» WORK TO BE COMPLETED
Repeat each entry in full, exactly.

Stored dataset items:
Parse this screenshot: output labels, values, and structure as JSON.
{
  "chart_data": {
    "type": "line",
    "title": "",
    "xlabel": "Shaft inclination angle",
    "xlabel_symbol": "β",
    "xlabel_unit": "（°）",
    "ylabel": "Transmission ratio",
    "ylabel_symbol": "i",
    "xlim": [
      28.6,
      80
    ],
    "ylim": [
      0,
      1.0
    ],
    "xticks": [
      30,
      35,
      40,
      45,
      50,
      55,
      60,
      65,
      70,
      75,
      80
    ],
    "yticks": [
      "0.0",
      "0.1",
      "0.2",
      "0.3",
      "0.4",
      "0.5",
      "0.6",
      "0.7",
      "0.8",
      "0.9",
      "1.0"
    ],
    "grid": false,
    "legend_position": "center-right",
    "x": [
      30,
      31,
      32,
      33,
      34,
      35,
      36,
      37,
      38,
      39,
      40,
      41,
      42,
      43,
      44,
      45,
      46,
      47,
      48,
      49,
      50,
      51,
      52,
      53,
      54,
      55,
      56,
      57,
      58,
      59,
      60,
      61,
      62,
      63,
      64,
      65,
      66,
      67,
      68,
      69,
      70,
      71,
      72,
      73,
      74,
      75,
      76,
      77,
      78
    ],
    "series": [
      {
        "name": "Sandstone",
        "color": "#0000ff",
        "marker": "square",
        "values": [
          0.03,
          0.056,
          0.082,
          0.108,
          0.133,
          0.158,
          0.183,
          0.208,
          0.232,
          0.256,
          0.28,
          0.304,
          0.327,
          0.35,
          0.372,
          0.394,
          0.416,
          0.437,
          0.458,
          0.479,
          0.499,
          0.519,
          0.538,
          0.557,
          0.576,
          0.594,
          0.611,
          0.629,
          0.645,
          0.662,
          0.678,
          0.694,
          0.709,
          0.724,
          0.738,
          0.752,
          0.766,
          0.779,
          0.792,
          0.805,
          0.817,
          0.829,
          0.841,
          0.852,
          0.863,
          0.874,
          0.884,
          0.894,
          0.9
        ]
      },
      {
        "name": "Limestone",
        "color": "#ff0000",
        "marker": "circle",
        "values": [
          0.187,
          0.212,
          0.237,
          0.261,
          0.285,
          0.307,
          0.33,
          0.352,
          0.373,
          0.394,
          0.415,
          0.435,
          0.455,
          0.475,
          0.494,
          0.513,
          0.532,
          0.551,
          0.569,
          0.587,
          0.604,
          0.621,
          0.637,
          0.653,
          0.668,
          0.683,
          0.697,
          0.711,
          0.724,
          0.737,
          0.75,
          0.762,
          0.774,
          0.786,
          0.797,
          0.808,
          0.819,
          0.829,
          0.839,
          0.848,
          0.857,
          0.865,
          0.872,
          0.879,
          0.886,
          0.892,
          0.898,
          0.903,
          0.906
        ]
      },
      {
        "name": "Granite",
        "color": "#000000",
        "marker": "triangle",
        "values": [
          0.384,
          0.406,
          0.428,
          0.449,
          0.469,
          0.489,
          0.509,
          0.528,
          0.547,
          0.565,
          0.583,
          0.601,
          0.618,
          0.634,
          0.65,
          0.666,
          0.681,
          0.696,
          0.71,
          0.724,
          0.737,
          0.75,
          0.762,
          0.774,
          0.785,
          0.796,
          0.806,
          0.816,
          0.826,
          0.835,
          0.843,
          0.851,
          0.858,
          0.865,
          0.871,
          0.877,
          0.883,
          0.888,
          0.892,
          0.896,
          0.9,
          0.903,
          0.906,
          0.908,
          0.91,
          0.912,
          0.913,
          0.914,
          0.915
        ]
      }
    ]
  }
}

» COMPLETE RESPONSE
Parse this screenshot: output labels, values, and structure as JSON.
{
  "chart_data": {
    "type": "line",
    "title": "",
    "xlabel": "Shaft inclination angle",
    "xlabel_symbol": "β",
    "xlabel_unit": "（°）",
    "ylabel": "Transmission ratio",
    "ylabel_symbol": "i",
    "xlim": [
      28.6,
      80
    ],
    "ylim": [
      0,
      1.0
    ],
    "xticks": [
      30,
      35,
      40,
      45,
      50,
      55,
      60,
      65,
      70,
      75,
      80
    ],
    "yticks": [
      "0.0",
      "0.1",
      "0.2",
      "0.3",
      "0.4",
      "0.5",
      "0.6",
      "0.7",
      "0.8",
      "0.9",
      "1.0"
    ],
    "grid": false,
    "legend_position": "center-right",
    "x": [
      30,
      31,
      32,
      33,
      34,
      35,
      36,
      37,
      38,
      39,
      40,
      41,
      42,
      43,
      44,
      45,
      46,
      47,
      48,
      49,
      50,
      51,
      52,
      53,
      54,
      55,
      56,
      57,
      58,
      59,
      60,
      61,
      62,
      63,
      64,
      65,
      66,
      67,
      68,
      69,
      70,
      71,
      72,
      73,
      74,
      75,
      76,
      77,
      78
    ],
    "series": [
      {
        "name": "Sandstone",
        "color": "#0000ff",
        "marker": "square",
        "values": [
          0.03,
          0.056,
          0.082,
          0.108,
          0.133,
          0.158,
          0.183,
          0.208,
          0.232,
          0.256,
          0.28,
          0.304,
          0.327,
          0.35,
          0.372,
          0.394,
          0.416,
          0.437,
          0.458,
          0.479,
          0.499,
          0.519,
          0.538,
          0.557,
          0.576,
          0.594,
          0.611,
          0.629,
          0.645,
          0.662,
          0.678,
          0.694,
          0.709,
          0.724,
          0.738,
          0.752,
          0.766,
          0.779,
          0.792,
          0.805,
          0.817,
          0.829,
          0.841,
          0.852,
          0.863,
          0.874,
          0.884,
          0.894,
          0.9
        ]
      },
      {
        "name": "Limestone",
        "color": "#ff0000",
        "marker": "circle",
        "values": [
          0.187,
          0.212,
          0.237,
          0.261,
          0.285,
          0.307,
          0.33,
          0.352,
          0.373,
          0.394,
          0.415,
          0.435,
          0.455,
          0.475,
          0.494,
          0.513,
          0.532,
          0.551,
          0.569,
          0.587,
          0.604,
          0.621,
          0.637,
          0.653,
          0.668,
          0.683,
          0.697,
          0.711,
          0.724,
          0.737,
          0.75,
          0.762,
          0.774,
          0.786,
          0.797,
          0.808,
          0.819,
          0.829,
          0.839,
          0.848,
          0.857,
          0.865,
          0.872,
          0.879,
          0.886,
          0.892,
          0.898,
          0.903,
          0.906
        ]
      },
      {
        "name": "Granite",
        "color": "#000000",
        "marker": "triangle",
        "values": [
          0.384,
          0.406,
          0.428,
          0.449,
          0.469,
          0.489,
          0.509,
          0.528,
          0.547,
          0.565,
          0.583,
          0.601,
          0.618,
          0.634,
          0.65,
          0.666,
          0.681,
          0.696,
          0.71,
          0.724,
          0.737,
          0.75,
          0.762,
          0.774,
          0.785,
          0.796,
          0.806,
          0.816,
          0.826,
          0.835,
          0.843,
          0.851,
          0.858,
          0.865,
          0.871,
          0.877,
          0.883,
          0.888,
          0.892,
          0.896,
          0.9,
          0.903,
          0.906,
          0.908,
          0.91,
          0.912,
          0.913,
          0.914,
          0.915
        ]
      }
    ]
  }
}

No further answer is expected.